WRITTEN EXERCISE 1:
Transcribe part of the political geography passage, starting at the words "New fences along" and stopping after the words "politics as well.".
WRITTEN EXERCISE 2:
Write the next part of the political geography passage, starting after its final sentence.

PASSAGE PROVIDED:
┄┄┄┄┄┄┄┄┄┄┄┄┄┄┄┄┄┄┄┄
New fences along the Canada-US border.

Political Geography

What do we mean when we say Political Geography? We mean to talk about the way politics influences places and, how particular spaces shape politics as well.

To back up though, what is meant when we speak of the ‘political’ or ‘politics’? Our newspapers carry political sections and we may even maintain that politics occurs in places like Ottawa or Victoria. Rather than think of ‘politics’ as a sphere of public life that is interested in government and statecraft we’ll take a broader approach that sees politics simply as the means through which we make (and increasingly, remake) relationships.  Relationships are crucial because they are encoded with so much meaning that in turn changes the way we interact with each other in and with space. Let’s take a simple example to see how this plays out. The beginning of a new university course is often greeted with a list of rules, the instructor there positioned as ‘in charge’. Students are often expected to show up on time and raise their hands. Our relationship in the classroom is one of student and teacher. This relationship is held up by all sorts of processes—including that lengthy bus ride to campus—that assert the power imbalances  inherent in relationships. When you invite me over for dinner (I eat anything, thanks for asking!), power has shifted and you are in charge. “Please take your shoes off!” you might say. Our relationship—our power inequality has changed as we have moved to a private space that could reasonably be called yours and not mine.
┄┄┄┄┄┄┄┄┄┄┄┄┄┄┄┄┄┄┄┄
DATA LINES:

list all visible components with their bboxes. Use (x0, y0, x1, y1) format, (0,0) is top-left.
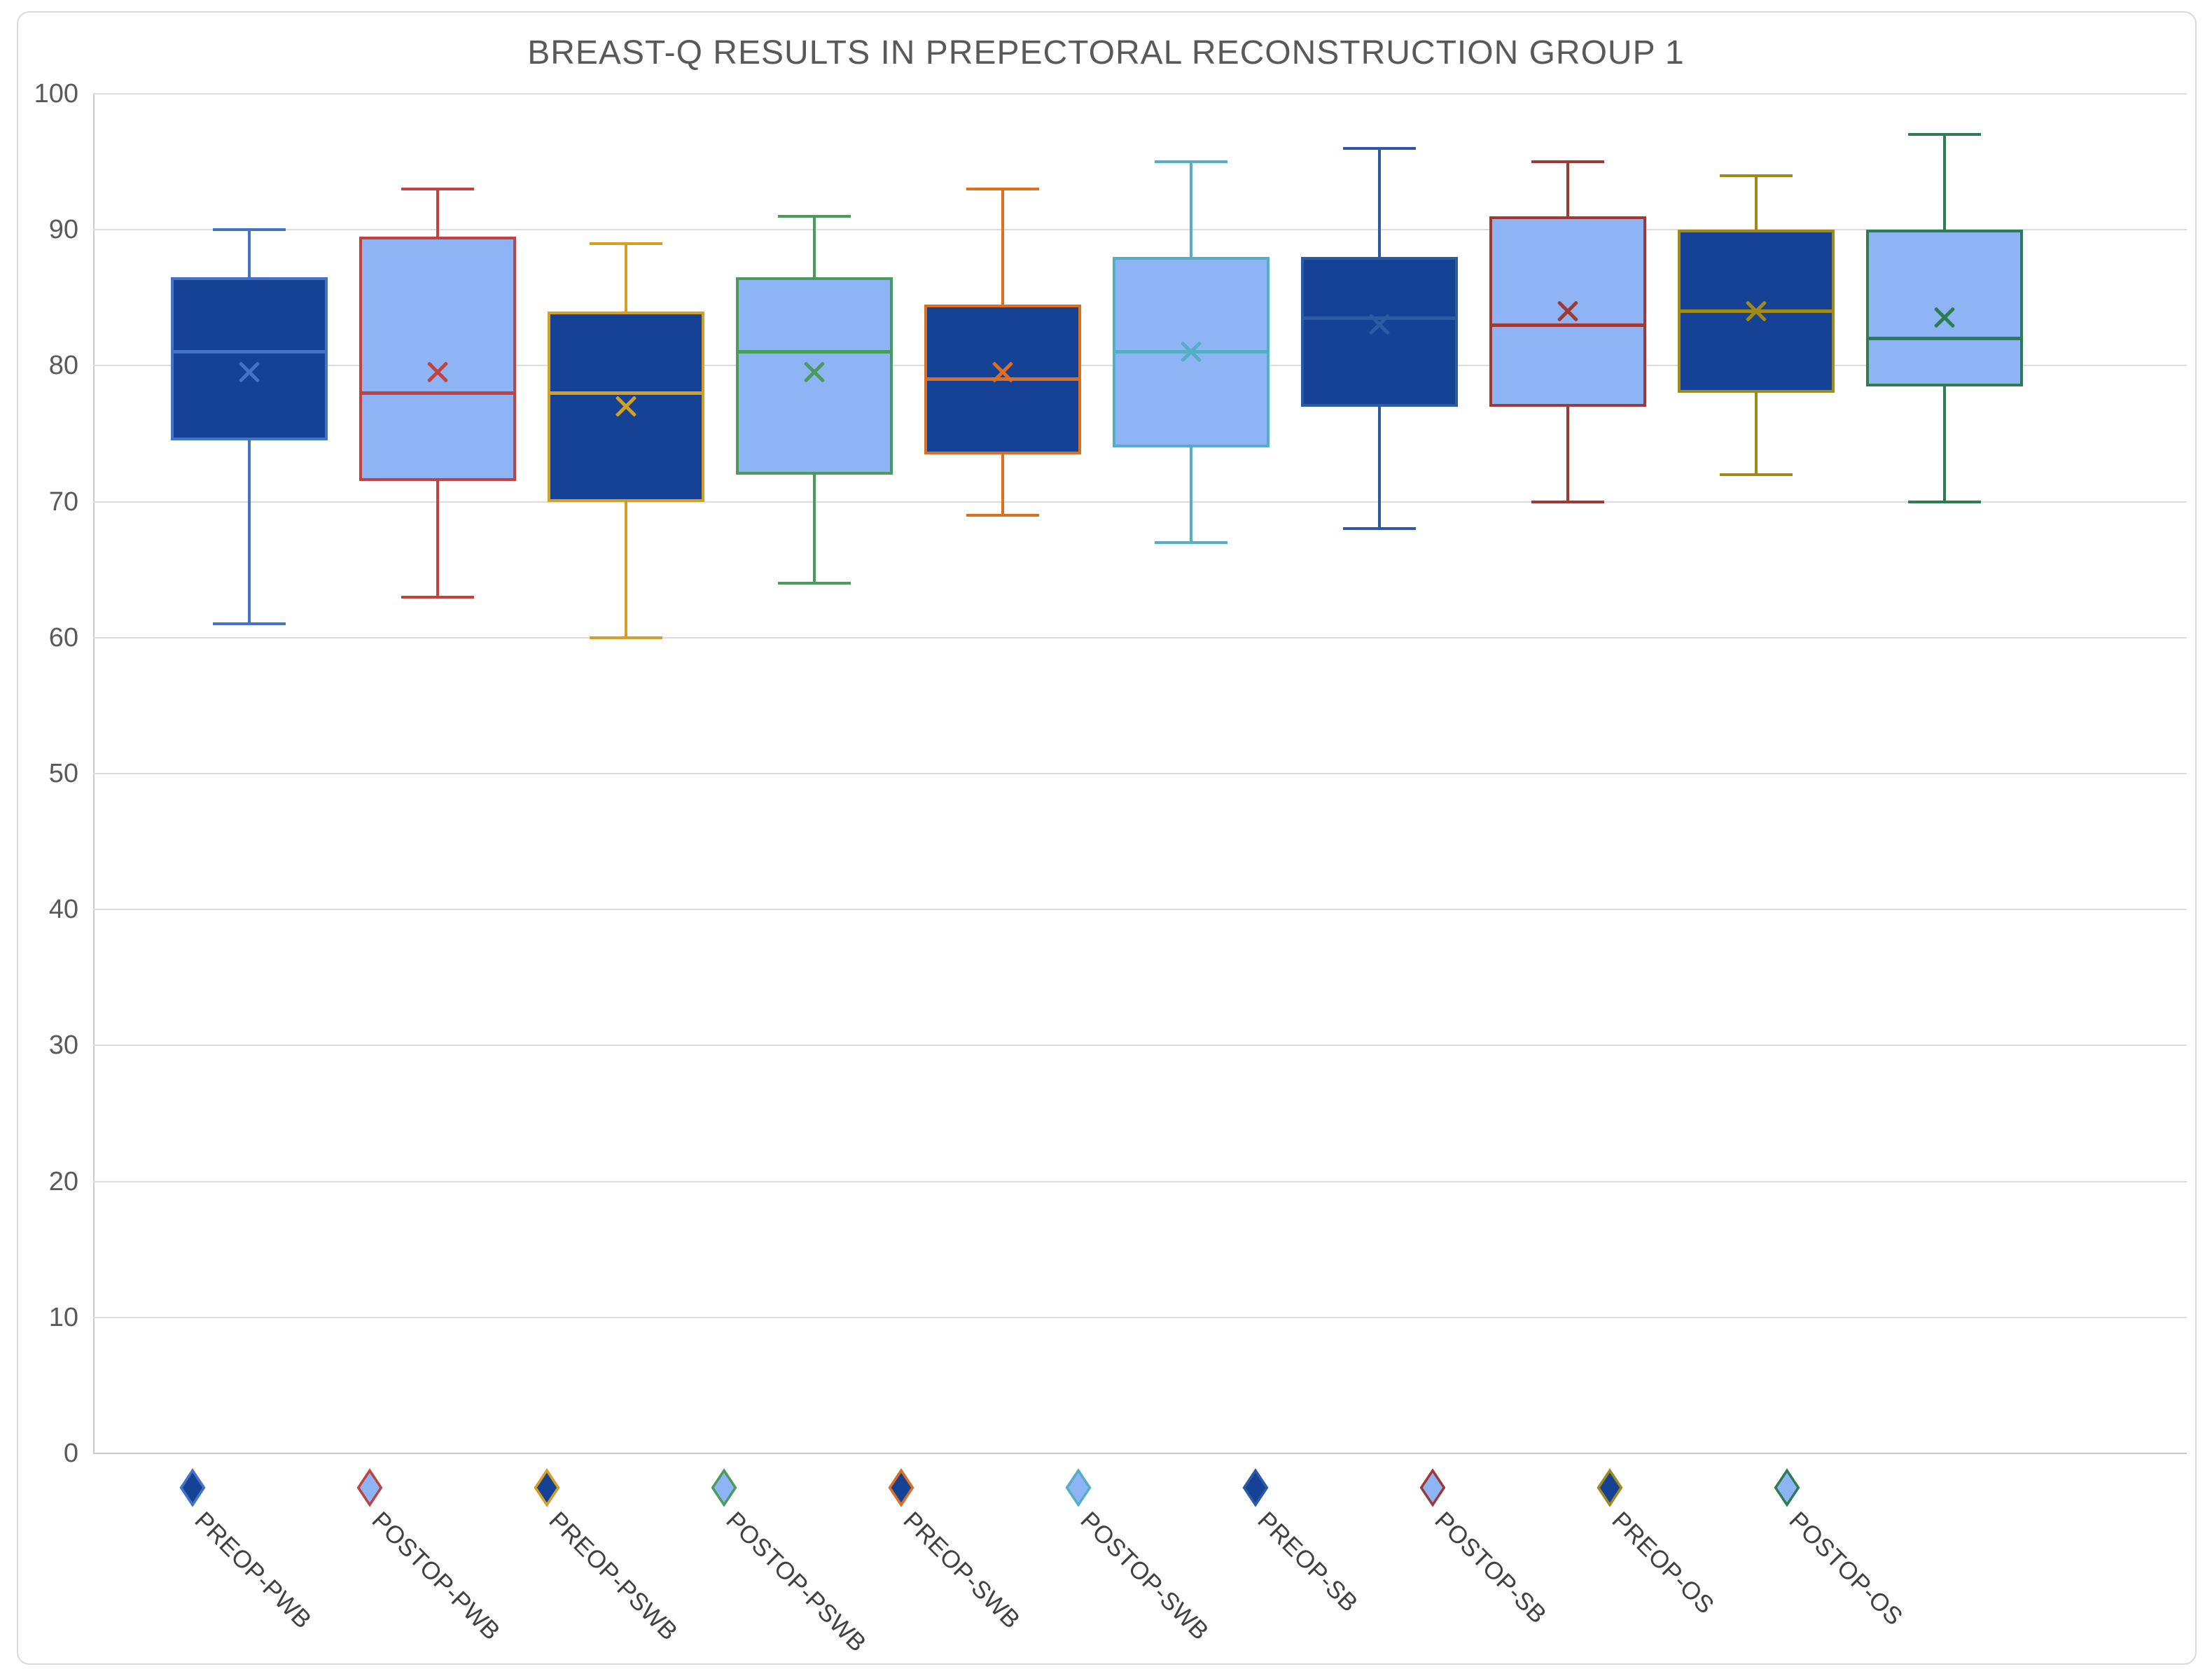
median-line (738, 350, 891, 354)
whisker-cap-bottom (1343, 527, 1416, 531)
y-axis-tick-label: 90 (48, 215, 78, 245)
mean-x-marker (989, 358, 1017, 386)
gridline-70 (93, 501, 2187, 503)
gridline-30 (93, 1045, 2187, 1047)
whisker-cap-top (1720, 174, 1793, 177)
y-axis-tick-label: 100 (34, 79, 78, 109)
y-axis-tick-label: 40 (48, 895, 78, 925)
gridline-10 (93, 1316, 2187, 1318)
legend-item-label: PREOP-SWB (898, 1507, 1026, 1635)
mean-x-marker (1365, 311, 1393, 339)
mean-x-marker (424, 358, 452, 386)
legend-item-label: PREOP-PWB (189, 1507, 317, 1635)
whisker-cap-top (1155, 160, 1227, 164)
whisker-cap-top (966, 187, 1039, 190)
legend-item-preop-swb[interactable]: PREOP-SWB (888, 1468, 1025, 1634)
legend-item-postop-pwb[interactable]: POSTOP-PWB (356, 1468, 506, 1645)
gridline-40 (93, 909, 2187, 911)
mean-x-marker (235, 358, 263, 386)
legend-item-postop-pswb[interactable]: POSTOP-PSWB (711, 1468, 872, 1657)
x-axis-line (93, 1453, 2187, 1454)
legend-item-postop-swb[interactable]: POSTOP-SWB (1065, 1468, 1214, 1645)
whisker-cap-bottom (1908, 500, 1981, 503)
whisker-cap-bottom (590, 636, 662, 639)
legend-item-label: POSTOP-PWB (366, 1507, 506, 1646)
whisker-cap-top (213, 228, 286, 232)
gridline-20 (93, 1180, 2187, 1182)
gridline-50 (93, 773, 2187, 774)
median-line (1868, 337, 2021, 341)
mean-x-marker (1554, 298, 1582, 326)
legend-item-label: PREOP-PSWB (543, 1507, 683, 1646)
mean-x-marker (1742, 298, 1770, 326)
legend-item-label: POSTOP-SB (1429, 1507, 1552, 1629)
whisker-cap-top (778, 214, 851, 218)
whisker-cap-top (401, 187, 474, 190)
whisker-cap-top (1908, 133, 1981, 137)
whisker-cap-bottom (778, 582, 851, 585)
iqr-box (1301, 257, 1458, 407)
mean-x-marker (1931, 304, 1959, 332)
legend-item-preop-pswb[interactable]: PREOP-PSWB (534, 1468, 683, 1646)
whisker-cap-bottom (1155, 540, 1227, 544)
legend-item-postop-os[interactable]: POSTOP-OS (1774, 1468, 1908, 1630)
legend-item-label: POSTOP-PSWB (721, 1507, 872, 1658)
legend-diamond-icon (1065, 1468, 1092, 1507)
whisker-cap-top (1343, 146, 1416, 150)
legend-diamond-icon (1774, 1468, 1800, 1507)
mean-x-marker (800, 358, 828, 386)
median-line (173, 350, 326, 354)
plot-area (93, 93, 2187, 1454)
whisker-cap-bottom (401, 595, 474, 599)
chart-title: BREAST-Q RESULTS IN PREPECTORAL RECONSTR… (527, 34, 1685, 71)
legend-item-preop-sb[interactable]: PREOP-SB (1242, 1468, 1363, 1617)
whisker-cap-bottom (213, 622, 286, 626)
legend-item-preop-pwb[interactable]: PREOP-PWB (179, 1468, 317, 1634)
legend-diamond-icon (179, 1468, 206, 1507)
legend-item-label: PREOP-OS (1606, 1507, 1720, 1620)
legend-diamond-icon (1242, 1468, 1269, 1507)
legend-diamond-icon (1419, 1468, 1446, 1507)
y-axis-tick-label: 0 (63, 1439, 78, 1468)
y-axis-tick-label: 60 (48, 622, 78, 652)
legend-item-label: PREOP-SB (1252, 1507, 1363, 1618)
legend-diamond-icon (888, 1468, 914, 1507)
y-axis-tick-label: 70 (48, 487, 78, 517)
y-axis-tick-label: 80 (48, 351, 78, 381)
whisker-cap-bottom (1531, 500, 1604, 503)
y-axis-tick-label: 50 (48, 759, 78, 788)
legend-diamond-icon (711, 1468, 737, 1507)
legend-item-label: POSTOP-SWB (1075, 1507, 1214, 1646)
legend-diamond-icon (534, 1468, 560, 1507)
median-line (361, 391, 514, 395)
whisker-cap-top (1531, 160, 1604, 164)
y-axis-tick-label: 10 (48, 1302, 78, 1332)
mean-x-marker (1177, 338, 1205, 366)
legend-item-preop-os[interactable]: PREOP-OS (1597, 1468, 1719, 1619)
whisker-cap-bottom (1720, 473, 1793, 476)
gridline-90 (93, 229, 2187, 231)
legend-diamond-icon (356, 1468, 383, 1507)
gridline-60 (93, 636, 2187, 638)
y-axis-tick-label: 20 (48, 1166, 78, 1196)
whisker-cap-bottom (966, 514, 1039, 517)
y-axis-tick-label: 30 (48, 1031, 78, 1061)
legend-diamond-icon (1597, 1468, 1623, 1507)
gridline-100 (93, 93, 2187, 95)
whisker-cap-top (590, 242, 662, 245)
legend-item-label: POSTOP-OS (1783, 1507, 1908, 1631)
mean-x-marker (612, 393, 640, 421)
legend-item-postop-sb[interactable]: POSTOP-SB (1419, 1468, 1552, 1629)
┄┄┄┄┄┄┄┄┄┄┄┄┄┄┄┄┄┄┄┄
OUTPUT 1:
New fences along the Canada-US border.

Political Geography

What do we mean when we say Political Geography? We mean to talk about the way politics influences places and, how particular spaces shape politics as well.

OUTPUT 2:
We will spend this term de-familiarizing, that is to say, taking banal, commonplace moments and pulling apart the multiple and competing relationships and claims to space that are at work. We will quickly discover that arrangements we may take for granted—boundaries, laws, cities, parks, policing—are not pre-ordained but deeply fraught and constantly evolving. When we do this, when we scrutinize the way our days are held together through a series of power relationships, we’re able to critique who those relationships serve and to what end—particularly here, thinking about spatial justice. We are chiefly interested in examining these relationships to identify the ways our access to space and our relationship to a public space is supported or challenged.

Why does any of this matter? Isn’t this just an academic exercise? Hardly. These are precisely the issues the Supreme Court of Canada negotiates on a daily basis—questions that get to very heart of the Charter of Rights and Freedoms and what a Canadian society looks like against the challenges of economy, security, and culture.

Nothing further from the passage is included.